• Exercise requirements
Print out the entries below with no edits.
### Input records ###
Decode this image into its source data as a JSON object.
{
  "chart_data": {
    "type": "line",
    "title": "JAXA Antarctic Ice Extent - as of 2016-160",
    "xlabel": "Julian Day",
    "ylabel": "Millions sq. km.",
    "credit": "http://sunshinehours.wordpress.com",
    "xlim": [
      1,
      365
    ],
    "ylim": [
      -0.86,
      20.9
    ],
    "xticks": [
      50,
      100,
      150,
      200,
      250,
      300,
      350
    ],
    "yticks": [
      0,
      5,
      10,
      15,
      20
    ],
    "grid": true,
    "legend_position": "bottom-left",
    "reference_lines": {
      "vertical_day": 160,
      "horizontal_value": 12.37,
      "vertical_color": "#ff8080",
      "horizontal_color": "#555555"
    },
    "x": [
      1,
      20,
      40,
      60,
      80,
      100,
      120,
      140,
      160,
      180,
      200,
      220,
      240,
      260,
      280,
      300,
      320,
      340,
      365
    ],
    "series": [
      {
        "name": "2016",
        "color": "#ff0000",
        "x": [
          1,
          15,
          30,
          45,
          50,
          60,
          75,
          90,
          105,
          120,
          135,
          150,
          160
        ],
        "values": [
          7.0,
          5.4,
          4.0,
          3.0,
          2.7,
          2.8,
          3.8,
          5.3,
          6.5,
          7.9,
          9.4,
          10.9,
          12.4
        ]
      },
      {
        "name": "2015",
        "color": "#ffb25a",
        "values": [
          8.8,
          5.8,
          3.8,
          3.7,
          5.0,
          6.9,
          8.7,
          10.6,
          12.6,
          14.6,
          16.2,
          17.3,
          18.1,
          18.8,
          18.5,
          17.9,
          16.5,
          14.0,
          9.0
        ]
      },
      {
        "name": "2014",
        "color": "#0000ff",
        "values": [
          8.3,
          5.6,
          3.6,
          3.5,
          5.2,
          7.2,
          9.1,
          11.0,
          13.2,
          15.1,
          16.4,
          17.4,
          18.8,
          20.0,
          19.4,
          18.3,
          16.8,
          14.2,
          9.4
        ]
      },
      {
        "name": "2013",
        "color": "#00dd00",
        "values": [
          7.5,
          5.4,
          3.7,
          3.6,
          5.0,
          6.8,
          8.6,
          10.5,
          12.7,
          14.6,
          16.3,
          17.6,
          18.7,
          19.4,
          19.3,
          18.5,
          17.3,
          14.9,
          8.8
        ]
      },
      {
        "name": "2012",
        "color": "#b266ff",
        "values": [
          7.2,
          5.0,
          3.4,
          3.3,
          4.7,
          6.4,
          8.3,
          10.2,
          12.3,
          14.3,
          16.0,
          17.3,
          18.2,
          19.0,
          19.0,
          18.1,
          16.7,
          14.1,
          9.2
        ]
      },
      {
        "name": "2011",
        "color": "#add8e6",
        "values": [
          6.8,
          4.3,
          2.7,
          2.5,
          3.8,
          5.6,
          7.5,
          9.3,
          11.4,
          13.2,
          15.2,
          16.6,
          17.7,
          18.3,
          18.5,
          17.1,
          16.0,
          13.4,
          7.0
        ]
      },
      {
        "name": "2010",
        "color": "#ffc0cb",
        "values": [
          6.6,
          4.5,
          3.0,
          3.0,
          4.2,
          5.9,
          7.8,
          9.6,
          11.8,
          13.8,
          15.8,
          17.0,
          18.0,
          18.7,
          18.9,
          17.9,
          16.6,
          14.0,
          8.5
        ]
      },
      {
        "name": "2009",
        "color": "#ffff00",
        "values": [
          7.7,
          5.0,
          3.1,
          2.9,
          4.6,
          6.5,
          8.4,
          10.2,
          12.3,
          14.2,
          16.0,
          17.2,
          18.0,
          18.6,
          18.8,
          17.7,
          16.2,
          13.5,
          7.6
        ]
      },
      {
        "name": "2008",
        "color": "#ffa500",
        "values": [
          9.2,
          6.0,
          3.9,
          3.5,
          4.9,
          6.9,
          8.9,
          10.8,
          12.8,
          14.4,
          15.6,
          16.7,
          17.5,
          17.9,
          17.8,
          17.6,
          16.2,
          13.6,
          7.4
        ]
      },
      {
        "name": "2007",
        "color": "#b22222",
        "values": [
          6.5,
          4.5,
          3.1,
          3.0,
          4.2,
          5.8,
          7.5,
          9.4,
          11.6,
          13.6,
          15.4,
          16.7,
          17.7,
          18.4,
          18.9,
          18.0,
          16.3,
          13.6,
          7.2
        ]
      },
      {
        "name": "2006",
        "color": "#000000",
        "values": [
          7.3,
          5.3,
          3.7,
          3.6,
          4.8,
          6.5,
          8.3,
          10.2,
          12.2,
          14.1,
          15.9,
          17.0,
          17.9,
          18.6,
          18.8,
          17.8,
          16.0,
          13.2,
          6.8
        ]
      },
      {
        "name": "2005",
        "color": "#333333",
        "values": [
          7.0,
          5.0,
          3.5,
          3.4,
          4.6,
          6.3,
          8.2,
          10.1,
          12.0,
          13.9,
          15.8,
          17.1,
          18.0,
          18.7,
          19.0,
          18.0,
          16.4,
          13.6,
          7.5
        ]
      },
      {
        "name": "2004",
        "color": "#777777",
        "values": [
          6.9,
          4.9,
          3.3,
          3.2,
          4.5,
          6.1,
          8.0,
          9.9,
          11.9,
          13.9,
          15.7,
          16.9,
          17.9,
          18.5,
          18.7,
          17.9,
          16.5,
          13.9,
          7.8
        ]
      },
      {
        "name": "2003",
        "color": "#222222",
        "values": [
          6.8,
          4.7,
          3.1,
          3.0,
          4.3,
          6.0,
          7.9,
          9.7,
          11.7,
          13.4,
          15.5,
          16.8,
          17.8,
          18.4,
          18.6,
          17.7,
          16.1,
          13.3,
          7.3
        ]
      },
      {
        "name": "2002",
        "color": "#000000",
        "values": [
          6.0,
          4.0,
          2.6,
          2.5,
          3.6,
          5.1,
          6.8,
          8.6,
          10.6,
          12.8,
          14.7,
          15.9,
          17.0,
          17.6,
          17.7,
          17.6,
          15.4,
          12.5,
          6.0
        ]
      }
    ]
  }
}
###
• Answer to the exercise
Decode this image into its source data as a JSON object.
{
  "chart_data": {
    "type": "line",
    "title": "JAXA Antarctic Ice Extent - as of 2016-160",
    "xlabel": "Julian Day",
    "ylabel": "Millions sq. km.",
    "credit": "http://sunshinehours.wordpress.com",
    "xlim": [
      1,
      365
    ],
    "ylim": [
      -0.86,
      20.9
    ],
    "xticks": [
      50,
      100,
      150,
      200,
      250,
      300,
      350
    ],
    "yticks": [
      0,
      5,
      10,
      15,
      20
    ],
    "grid": true,
    "legend_position": "bottom-left",
    "reference_lines": {
      "vertical_day": 160,
      "horizontal_value": 12.37,
      "vertical_color": "#ff8080",
      "horizontal_color": "#555555"
    },
    "x": [
      1,
      20,
      40,
      60,
      80,
      100,
      120,
      140,
      160,
      180,
      200,
      220,
      240,
      260,
      280,
      300,
      320,
      340,
      365
    ],
    "series": [
      {
        "name": "2016",
        "color": "#ff0000",
        "x": [
          1,
          15,
          30,
          45,
          50,
          60,
          75,
          90,
          105,
          120,
          135,
          150,
          160
        ],
        "values": [
          7.0,
          5.4,
          4.0,
          3.0,
          2.7,
          2.8,
          3.8,
          5.3,
          6.5,
          7.9,
          9.4,
          10.9,
          12.4
        ]
      },
      {
        "name": "2015",
        "color": "#ffb25a",
        "values": [
          8.8,
          5.8,
          3.8,
          3.7,
          5.0,
          6.9,
          8.7,
          10.6,
          12.6,
          14.6,
          16.2,
          17.3,
          18.1,
          18.8,
          18.5,
          17.9,
          16.5,
          14.0,
          9.0
        ]
      },
      {
        "name": "2014",
        "color": "#0000ff",
        "values": [
          8.3,
          5.6,
          3.6,
          3.5,
          5.2,
          7.2,
          9.1,
          11.0,
          13.2,
          15.1,
          16.4,
          17.4,
          18.8,
          20.0,
          19.4,
          18.3,
          16.8,
          14.2,
          9.4
        ]
      },
      {
        "name": "2013",
        "color": "#00dd00",
        "values": [
          7.5,
          5.4,
          3.7,
          3.6,
          5.0,
          6.8,
          8.6,
          10.5,
          12.7,
          14.6,
          16.3,
          17.6,
          18.7,
          19.4,
          19.3,
          18.5,
          17.3,
          14.9,
          8.8
        ]
      },
      {
        "name": "2012",
        "color": "#b266ff",
        "values": [
          7.2,
          5.0,
          3.4,
          3.3,
          4.7,
          6.4,
          8.3,
          10.2,
          12.3,
          14.3,
          16.0,
          17.3,
          18.2,
          19.0,
          19.0,
          18.1,
          16.7,
          14.1,
          9.2
        ]
      },
      {
        "name": "2011",
        "color": "#add8e6",
        "values": [
          6.8,
          4.3,
          2.7,
          2.5,
          3.8,
          5.6,
          7.5,
          9.3,
          11.4,
          13.2,
          15.2,
          16.6,
          17.7,
          18.3,
          18.5,
          17.1,
          16.0,
          13.4,
          7.0
        ]
      },
      {
        "name": "2010",
        "color": "#ffc0cb",
        "values": [
          6.6,
          4.5,
          3.0,
          3.0,
          4.2,
          5.9,
          7.8,
          9.6,
          11.8,
          13.8,
          15.8,
          17.0,
          18.0,
          18.7,
          18.9,
          17.9,
          16.6,
          14.0,
          8.5
        ]
      },
      {
        "name": "2009",
        "color": "#ffff00",
        "values": [
          7.7,
          5.0,
          3.1,
          2.9,
          4.6,
          6.5,
          8.4,
          10.2,
          12.3,
          14.2,
          16.0,
          17.2,
          18.0,
          18.6,
          18.8,
          17.7,
          16.2,
          13.5,
          7.6
        ]
      },
      {
        "name": "2008",
        "color": "#ffa500",
        "values": [
          9.2,
          6.0,
          3.9,
          3.5,
          4.9,
          6.9,
          8.9,
          10.8,
          12.8,
          14.4,
          15.6,
          16.7,
          17.5,
          17.9,
          17.8,
          17.6,
          16.2,
          13.6,
          7.4
        ]
      },
      {
        "name": "2007",
        "color": "#b22222",
        "values": [
          6.5,
          4.5,
          3.1,
          3.0,
          4.2,
          5.8,
          7.5,
          9.4,
          11.6,
          13.6,
          15.4,
          16.7,
          17.7,
          18.4,
          18.9,
          18.0,
          16.3,
          13.6,
          7.2
        ]
      },
      {
        "name": "2006",
        "color": "#000000",
        "values": [
          7.3,
          5.3,
          3.7,
          3.6,
          4.8,
          6.5,
          8.3,
          10.2,
          12.2,
          14.1,
          15.9,
          17.0,
          17.9,
          18.6,
          18.8,
          17.8,
          16.0,
          13.2,
          6.8
        ]
      },
      {
        "name": "2005",
        "color": "#333333",
        "values": [
          7.0,
          5.0,
          3.5,
          3.4,
          4.6,
          6.3,
          8.2,
          10.1,
          12.0,
          13.9,
          15.8,
          17.1,
          18.0,
          18.7,
          19.0,
          18.0,
          16.4,
          13.6,
          7.5
        ]
      },
      {
        "name": "2004",
        "color": "#777777",
        "values": [
          6.9,
          4.9,
          3.3,
          3.2,
          4.5,
          6.1,
          8.0,
          9.9,
          11.9,
          13.9,
          15.7,
          16.9,
          17.9,
          18.5,
          18.7,
          17.9,
          16.5,
          13.9,
          7.8
        ]
      },
      {
        "name": "2003",
        "color": "#222222",
        "values": [
          6.8,
          4.7,
          3.1,
          3.0,
          4.3,
          6.0,
          7.9,
          9.7,
          11.7,
          13.4,
          15.5,
          16.8,
          17.8,
          18.4,
          18.6,
          17.7,
          16.1,
          13.3,
          7.3
        ]
      },
      {
        "name": "2002",
        "color": "#000000",
        "values": [
          6.0,
          4.0,
          2.6,
          2.5,
          3.6,
          5.1,
          6.8,
          8.6,
          10.6,
          12.8,
          14.7,
          15.9,
          17.0,
          17.6,
          17.7,
          17.6,
          15.4,
          12.5,
          6.0
        ]
      }
    ]
  }
}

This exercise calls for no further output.